_WHAT YOU SHOULD DO_
Copy everything from the line containing "Pick out 24" down to the line containing "bar: [641, 515, 689, 545]", both included, without any change. Leave the pictures out of your answer.

_INFORMATION SHOWN_
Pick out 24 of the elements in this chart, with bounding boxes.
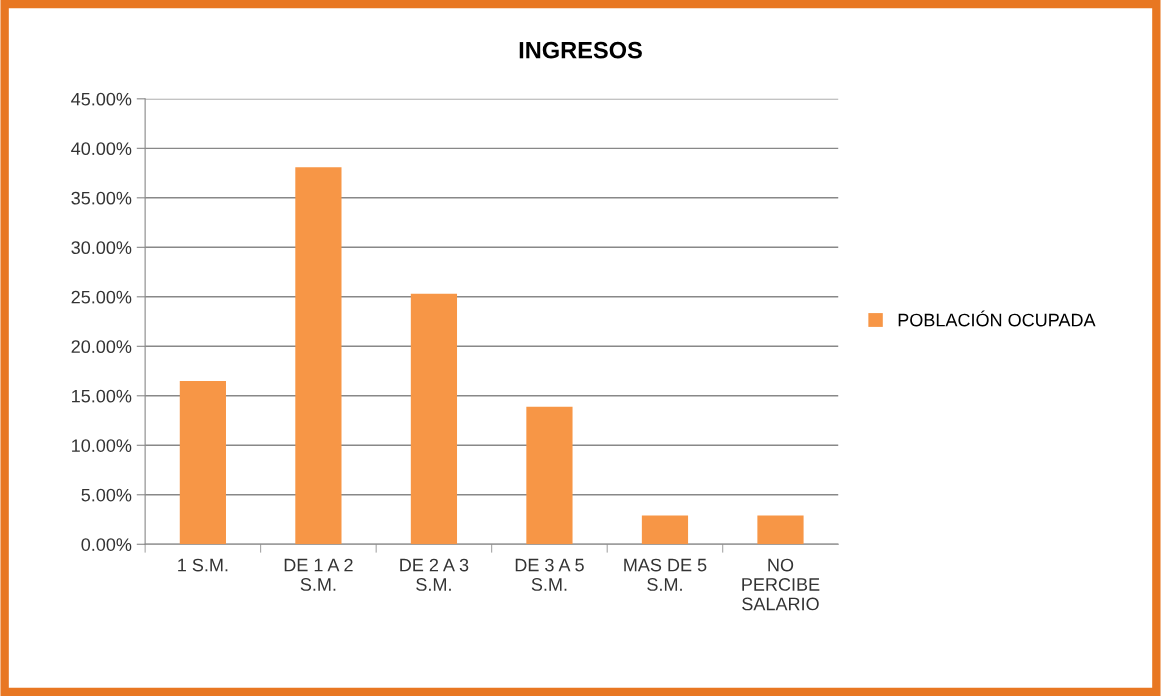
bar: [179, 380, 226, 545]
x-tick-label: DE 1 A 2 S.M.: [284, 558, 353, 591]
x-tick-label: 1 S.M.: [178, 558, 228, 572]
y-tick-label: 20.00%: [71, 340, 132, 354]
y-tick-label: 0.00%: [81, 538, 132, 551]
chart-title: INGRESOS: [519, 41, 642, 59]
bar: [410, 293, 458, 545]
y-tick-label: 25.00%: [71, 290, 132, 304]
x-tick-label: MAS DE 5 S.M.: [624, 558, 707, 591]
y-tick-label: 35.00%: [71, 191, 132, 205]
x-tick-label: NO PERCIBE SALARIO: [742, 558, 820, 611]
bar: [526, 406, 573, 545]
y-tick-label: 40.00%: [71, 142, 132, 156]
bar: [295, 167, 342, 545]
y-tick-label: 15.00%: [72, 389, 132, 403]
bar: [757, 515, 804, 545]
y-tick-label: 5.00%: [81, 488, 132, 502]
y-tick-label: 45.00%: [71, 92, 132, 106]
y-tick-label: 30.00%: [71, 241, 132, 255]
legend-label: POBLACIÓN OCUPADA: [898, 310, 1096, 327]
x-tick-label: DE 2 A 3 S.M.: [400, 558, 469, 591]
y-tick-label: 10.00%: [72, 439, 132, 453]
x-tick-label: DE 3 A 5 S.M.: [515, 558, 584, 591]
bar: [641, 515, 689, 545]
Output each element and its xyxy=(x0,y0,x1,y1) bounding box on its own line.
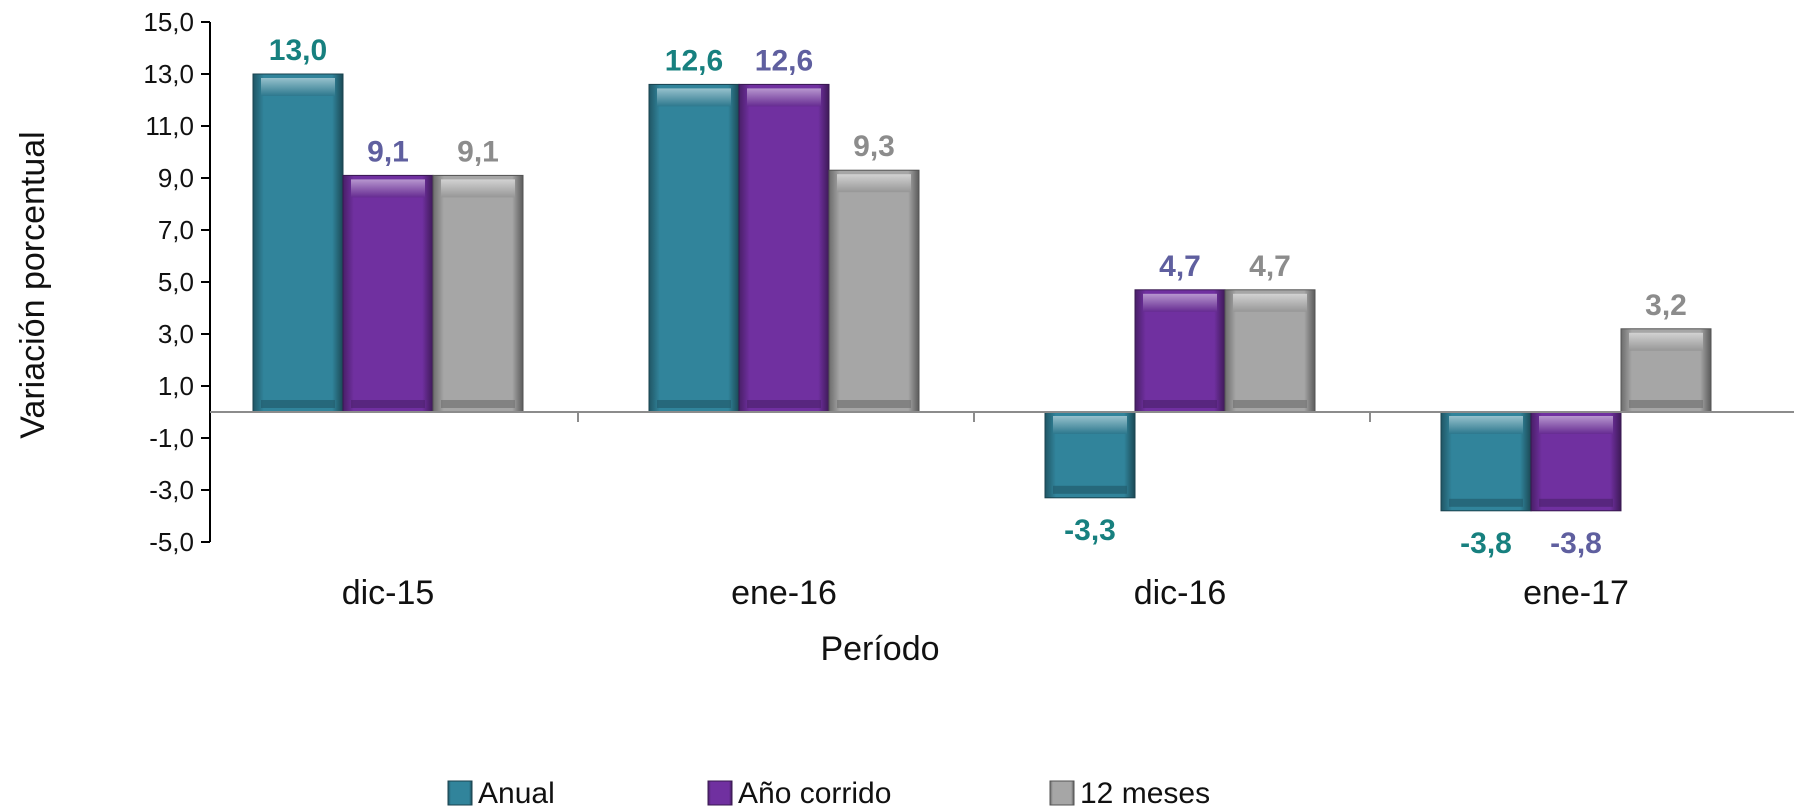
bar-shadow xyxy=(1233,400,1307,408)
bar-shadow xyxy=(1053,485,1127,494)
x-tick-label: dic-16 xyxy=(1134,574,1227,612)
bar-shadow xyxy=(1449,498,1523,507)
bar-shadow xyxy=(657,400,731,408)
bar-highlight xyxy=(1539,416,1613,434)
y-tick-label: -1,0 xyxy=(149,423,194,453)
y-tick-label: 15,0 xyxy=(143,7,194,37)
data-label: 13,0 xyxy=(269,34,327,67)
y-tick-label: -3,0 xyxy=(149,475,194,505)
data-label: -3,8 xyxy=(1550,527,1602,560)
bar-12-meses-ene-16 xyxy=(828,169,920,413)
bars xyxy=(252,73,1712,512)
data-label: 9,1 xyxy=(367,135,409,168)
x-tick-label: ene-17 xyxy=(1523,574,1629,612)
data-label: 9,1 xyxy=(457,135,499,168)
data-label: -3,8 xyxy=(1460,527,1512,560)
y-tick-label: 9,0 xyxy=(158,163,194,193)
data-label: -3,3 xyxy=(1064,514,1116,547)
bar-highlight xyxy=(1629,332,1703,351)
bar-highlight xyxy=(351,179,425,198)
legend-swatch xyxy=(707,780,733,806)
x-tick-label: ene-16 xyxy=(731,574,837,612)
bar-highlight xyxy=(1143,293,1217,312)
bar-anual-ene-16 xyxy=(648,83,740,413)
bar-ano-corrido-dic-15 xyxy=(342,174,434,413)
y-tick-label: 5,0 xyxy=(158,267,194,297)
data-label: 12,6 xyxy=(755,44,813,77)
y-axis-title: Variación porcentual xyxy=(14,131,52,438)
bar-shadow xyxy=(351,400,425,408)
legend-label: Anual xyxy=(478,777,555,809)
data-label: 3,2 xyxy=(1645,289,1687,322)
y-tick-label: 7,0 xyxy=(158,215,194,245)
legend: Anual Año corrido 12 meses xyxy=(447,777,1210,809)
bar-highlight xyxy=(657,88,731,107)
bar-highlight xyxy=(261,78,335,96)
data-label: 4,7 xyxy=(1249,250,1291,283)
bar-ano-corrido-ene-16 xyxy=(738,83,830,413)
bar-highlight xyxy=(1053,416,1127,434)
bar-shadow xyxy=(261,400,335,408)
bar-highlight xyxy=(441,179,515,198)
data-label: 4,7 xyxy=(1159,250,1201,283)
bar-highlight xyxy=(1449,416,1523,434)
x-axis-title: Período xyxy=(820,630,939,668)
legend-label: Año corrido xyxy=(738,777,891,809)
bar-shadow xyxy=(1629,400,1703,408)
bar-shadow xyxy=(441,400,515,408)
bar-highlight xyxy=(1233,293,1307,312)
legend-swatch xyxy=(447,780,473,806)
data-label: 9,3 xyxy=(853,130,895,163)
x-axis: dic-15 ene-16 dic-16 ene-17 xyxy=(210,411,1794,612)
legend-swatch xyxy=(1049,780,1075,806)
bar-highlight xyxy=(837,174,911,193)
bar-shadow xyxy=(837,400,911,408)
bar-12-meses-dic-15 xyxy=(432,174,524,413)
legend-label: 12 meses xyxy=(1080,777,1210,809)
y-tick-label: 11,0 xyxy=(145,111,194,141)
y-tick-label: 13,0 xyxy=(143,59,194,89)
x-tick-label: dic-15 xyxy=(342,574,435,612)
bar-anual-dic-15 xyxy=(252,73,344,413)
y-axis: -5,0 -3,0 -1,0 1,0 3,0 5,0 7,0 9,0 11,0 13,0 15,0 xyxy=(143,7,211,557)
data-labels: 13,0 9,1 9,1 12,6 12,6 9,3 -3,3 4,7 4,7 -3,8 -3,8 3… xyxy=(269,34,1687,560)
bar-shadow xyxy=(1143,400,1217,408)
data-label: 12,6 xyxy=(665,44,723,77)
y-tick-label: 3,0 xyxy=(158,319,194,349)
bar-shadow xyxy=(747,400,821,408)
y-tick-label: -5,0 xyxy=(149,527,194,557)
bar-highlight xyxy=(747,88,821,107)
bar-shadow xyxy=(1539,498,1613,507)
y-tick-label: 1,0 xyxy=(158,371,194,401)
* * *
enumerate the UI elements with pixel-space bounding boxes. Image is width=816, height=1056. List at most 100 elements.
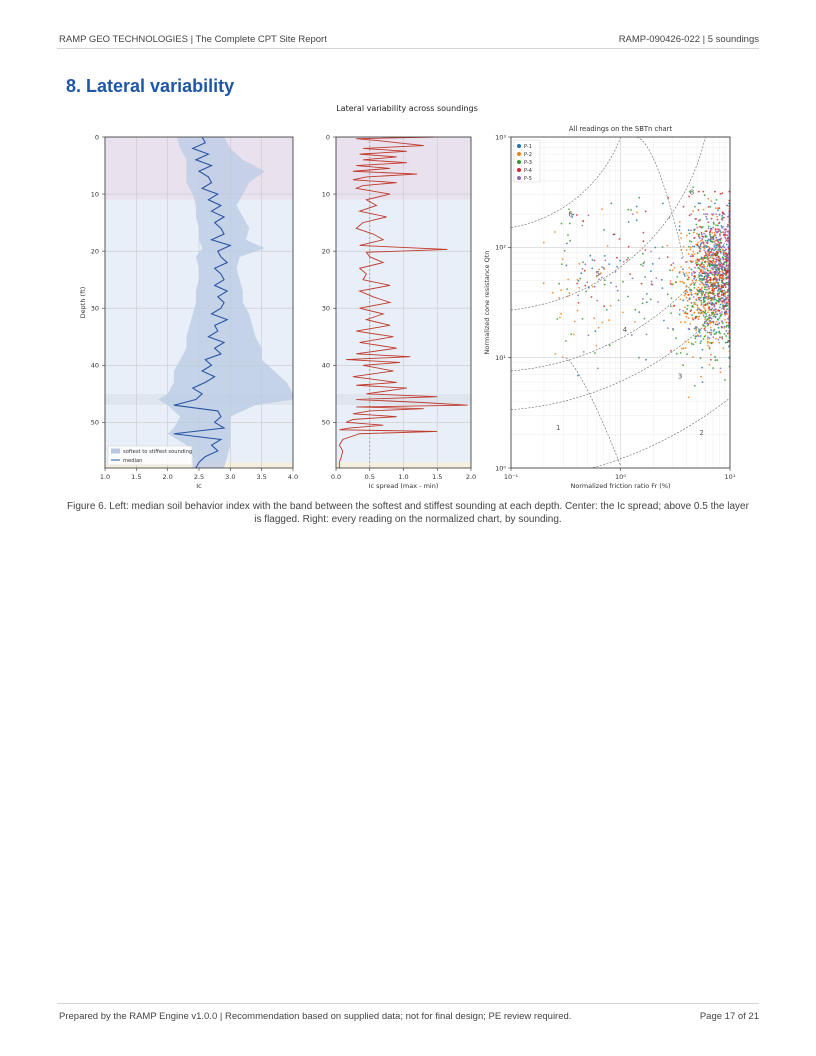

_SOLUTION_
Pick out 24 of the elements in this chart, with bounding boxes.
bar: [179, 380, 226, 545]
x-tick-label: DE 1 A 2 S.M.: [284, 558, 353, 591]
x-tick-label: 1 S.M.: [178, 558, 228, 572]
y-tick-label: 20.00%: [71, 340, 132, 354]
y-tick-label: 0.00%: [81, 538, 132, 551]
chart-title: INGRESOS: [519, 41, 642, 59]
bar: [410, 293, 458, 545]
y-tick-label: 25.00%: [71, 290, 132, 304]
x-tick-label: MAS DE 5 S.M.: [624, 558, 707, 591]
y-tick-label: 35.00%: [71, 191, 132, 205]
x-tick-label: NO PERCIBE SALARIO: [742, 558, 820, 611]
bar: [526, 406, 573, 545]
y-tick-label: 40.00%: [71, 142, 132, 156]
bar: [295, 167, 342, 545]
y-tick-label: 15.00%: [72, 389, 132, 403]
bar: [757, 515, 804, 545]
y-tick-label: 5.00%: [81, 488, 132, 502]
y-tick-label: 45.00%: [71, 92, 132, 106]
y-tick-label: 30.00%: [71, 241, 132, 255]
legend-label: POBLACIÓN OCUPADA: [898, 310, 1096, 327]
x-tick-label: DE 2 A 3 S.M.: [400, 558, 469, 591]
y-tick-label: 10.00%: [72, 439, 132, 453]
x-tick-label: DE 3 A 5 S.M.: [515, 558, 584, 591]
bar: [641, 515, 689, 545]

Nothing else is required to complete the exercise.